(Element and region listings)

· · · · ·

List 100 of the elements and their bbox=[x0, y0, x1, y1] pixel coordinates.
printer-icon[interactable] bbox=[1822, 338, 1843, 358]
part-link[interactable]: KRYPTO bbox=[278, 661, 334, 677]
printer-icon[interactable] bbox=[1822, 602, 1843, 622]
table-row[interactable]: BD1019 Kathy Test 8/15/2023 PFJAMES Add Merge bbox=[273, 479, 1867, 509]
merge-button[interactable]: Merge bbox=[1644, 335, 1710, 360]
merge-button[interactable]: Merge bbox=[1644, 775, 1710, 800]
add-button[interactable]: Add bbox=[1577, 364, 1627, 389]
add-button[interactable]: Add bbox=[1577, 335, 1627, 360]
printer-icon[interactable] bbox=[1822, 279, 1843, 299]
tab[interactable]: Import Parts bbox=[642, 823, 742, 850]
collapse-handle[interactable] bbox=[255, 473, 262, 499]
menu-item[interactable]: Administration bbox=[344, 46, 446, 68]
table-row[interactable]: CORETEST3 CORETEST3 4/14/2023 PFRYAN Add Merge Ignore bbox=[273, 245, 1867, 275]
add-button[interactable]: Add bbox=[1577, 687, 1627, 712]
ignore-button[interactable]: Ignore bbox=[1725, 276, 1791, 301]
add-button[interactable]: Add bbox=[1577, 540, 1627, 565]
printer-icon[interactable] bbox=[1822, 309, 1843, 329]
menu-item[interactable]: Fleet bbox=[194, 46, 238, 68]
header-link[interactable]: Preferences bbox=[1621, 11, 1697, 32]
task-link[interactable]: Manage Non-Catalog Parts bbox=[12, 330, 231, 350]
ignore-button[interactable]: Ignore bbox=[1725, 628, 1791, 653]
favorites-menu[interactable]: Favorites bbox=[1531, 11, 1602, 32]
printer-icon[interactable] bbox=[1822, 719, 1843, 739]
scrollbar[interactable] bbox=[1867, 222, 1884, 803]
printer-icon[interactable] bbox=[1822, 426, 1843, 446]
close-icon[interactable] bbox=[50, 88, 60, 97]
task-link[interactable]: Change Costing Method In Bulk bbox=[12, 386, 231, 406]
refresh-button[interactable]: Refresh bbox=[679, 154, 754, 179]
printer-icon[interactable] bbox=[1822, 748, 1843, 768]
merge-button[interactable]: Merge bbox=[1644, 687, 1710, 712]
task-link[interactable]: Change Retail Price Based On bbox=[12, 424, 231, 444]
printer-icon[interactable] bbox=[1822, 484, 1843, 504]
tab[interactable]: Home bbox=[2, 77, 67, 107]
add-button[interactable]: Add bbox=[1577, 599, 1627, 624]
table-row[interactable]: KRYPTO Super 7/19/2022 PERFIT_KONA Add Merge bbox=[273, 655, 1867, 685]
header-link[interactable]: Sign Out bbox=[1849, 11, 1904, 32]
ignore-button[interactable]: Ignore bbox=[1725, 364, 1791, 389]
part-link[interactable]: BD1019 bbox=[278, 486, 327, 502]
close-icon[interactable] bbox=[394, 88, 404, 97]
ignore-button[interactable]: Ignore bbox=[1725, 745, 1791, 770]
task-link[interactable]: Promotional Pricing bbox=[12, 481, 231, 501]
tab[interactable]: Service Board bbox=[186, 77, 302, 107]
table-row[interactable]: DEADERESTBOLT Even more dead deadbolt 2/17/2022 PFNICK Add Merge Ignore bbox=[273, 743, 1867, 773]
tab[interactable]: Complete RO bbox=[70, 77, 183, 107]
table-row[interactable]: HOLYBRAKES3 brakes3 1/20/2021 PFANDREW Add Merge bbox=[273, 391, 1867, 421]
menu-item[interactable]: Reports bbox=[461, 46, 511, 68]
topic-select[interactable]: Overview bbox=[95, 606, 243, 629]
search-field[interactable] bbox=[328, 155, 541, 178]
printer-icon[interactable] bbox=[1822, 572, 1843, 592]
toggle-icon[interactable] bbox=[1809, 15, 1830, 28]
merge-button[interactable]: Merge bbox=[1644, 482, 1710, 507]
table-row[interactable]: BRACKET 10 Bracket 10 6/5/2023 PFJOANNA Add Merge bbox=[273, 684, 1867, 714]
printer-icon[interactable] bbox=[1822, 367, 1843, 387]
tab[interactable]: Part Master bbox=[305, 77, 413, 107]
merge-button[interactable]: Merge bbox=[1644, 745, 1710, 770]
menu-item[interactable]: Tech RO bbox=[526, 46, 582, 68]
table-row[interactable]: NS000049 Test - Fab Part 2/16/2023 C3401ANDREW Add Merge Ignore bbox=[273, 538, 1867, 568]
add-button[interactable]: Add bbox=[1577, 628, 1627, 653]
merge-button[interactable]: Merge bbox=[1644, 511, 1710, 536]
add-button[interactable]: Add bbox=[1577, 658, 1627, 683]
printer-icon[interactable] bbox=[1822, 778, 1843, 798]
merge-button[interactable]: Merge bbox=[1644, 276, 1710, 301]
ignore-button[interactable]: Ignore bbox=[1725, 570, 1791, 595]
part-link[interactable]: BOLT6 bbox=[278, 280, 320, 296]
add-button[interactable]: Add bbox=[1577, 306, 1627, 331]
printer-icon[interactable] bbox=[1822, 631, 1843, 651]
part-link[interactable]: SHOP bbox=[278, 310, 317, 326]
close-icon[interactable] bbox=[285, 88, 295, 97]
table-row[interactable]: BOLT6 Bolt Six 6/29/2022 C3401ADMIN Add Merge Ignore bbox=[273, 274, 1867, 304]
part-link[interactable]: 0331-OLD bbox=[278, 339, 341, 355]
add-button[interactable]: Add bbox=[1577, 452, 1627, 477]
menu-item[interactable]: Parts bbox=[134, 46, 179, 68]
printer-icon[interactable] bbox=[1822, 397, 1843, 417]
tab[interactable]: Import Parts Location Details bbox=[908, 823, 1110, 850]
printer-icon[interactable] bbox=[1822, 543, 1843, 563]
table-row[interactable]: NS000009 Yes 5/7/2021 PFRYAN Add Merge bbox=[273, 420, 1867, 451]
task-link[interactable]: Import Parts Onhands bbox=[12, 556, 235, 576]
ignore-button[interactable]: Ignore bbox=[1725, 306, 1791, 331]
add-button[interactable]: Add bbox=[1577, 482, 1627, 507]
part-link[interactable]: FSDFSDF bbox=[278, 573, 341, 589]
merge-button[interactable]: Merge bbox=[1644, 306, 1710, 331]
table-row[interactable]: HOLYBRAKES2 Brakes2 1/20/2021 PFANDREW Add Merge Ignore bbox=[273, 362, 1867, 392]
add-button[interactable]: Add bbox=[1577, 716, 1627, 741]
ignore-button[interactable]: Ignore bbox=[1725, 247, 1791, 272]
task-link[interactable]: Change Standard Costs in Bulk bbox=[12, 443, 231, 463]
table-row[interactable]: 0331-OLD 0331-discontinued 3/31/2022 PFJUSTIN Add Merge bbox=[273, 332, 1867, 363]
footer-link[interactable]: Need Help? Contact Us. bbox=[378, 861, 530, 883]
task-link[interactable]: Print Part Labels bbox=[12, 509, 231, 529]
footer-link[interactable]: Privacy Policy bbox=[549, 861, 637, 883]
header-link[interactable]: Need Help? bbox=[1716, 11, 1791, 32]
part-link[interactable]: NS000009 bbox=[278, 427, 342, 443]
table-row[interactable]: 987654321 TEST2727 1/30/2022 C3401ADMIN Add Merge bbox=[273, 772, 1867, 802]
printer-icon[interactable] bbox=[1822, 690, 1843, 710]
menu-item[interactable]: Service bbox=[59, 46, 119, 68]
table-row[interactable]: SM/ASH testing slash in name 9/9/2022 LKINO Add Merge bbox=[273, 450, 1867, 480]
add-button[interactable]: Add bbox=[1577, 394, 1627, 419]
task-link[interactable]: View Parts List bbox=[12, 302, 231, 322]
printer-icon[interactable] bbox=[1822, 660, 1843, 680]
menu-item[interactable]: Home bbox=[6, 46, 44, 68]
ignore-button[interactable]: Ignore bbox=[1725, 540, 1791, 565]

· · · · ·

§ **YOUR OBJECTIVE**: Print, unchanged, every line of the records from the first line through the line containing "printer-icon[interactable] bbox=[1822, 309, 1843, 329]", including that line.

§ **RESPONSE TO THE TASK**:
List 100 of the elements and their bbox=[x0, y0, x1, y1] pixel coordinates.
printer-icon[interactable] bbox=[1822, 338, 1843, 358]
part-link[interactable]: KRYPTO bbox=[278, 661, 334, 677]
printer-icon[interactable] bbox=[1822, 602, 1843, 622]
table-row[interactable]: BD1019 Kathy Test 8/15/2023 PFJAMES Add Merge bbox=[273, 479, 1867, 509]
merge-button[interactable]: Merge bbox=[1644, 335, 1710, 360]
merge-button[interactable]: Merge bbox=[1644, 775, 1710, 800]
add-button[interactable]: Add bbox=[1577, 364, 1627, 389]
add-button[interactable]: Add bbox=[1577, 335, 1627, 360]
printer-icon[interactable] bbox=[1822, 279, 1843, 299]
tab[interactable]: Import Parts bbox=[642, 823, 742, 850]
collapse-handle[interactable] bbox=[255, 473, 262, 499]
menu-item[interactable]: Administration bbox=[344, 46, 446, 68]
table-row[interactable]: CORETEST3 CORETEST3 4/14/2023 PFRYAN Add Merge Ignore bbox=[273, 245, 1867, 275]
add-button[interactable]: Add bbox=[1577, 687, 1627, 712]
ignore-button[interactable]: Ignore bbox=[1725, 276, 1791, 301]
add-button[interactable]: Add bbox=[1577, 540, 1627, 565]
printer-icon[interactable] bbox=[1822, 309, 1843, 329]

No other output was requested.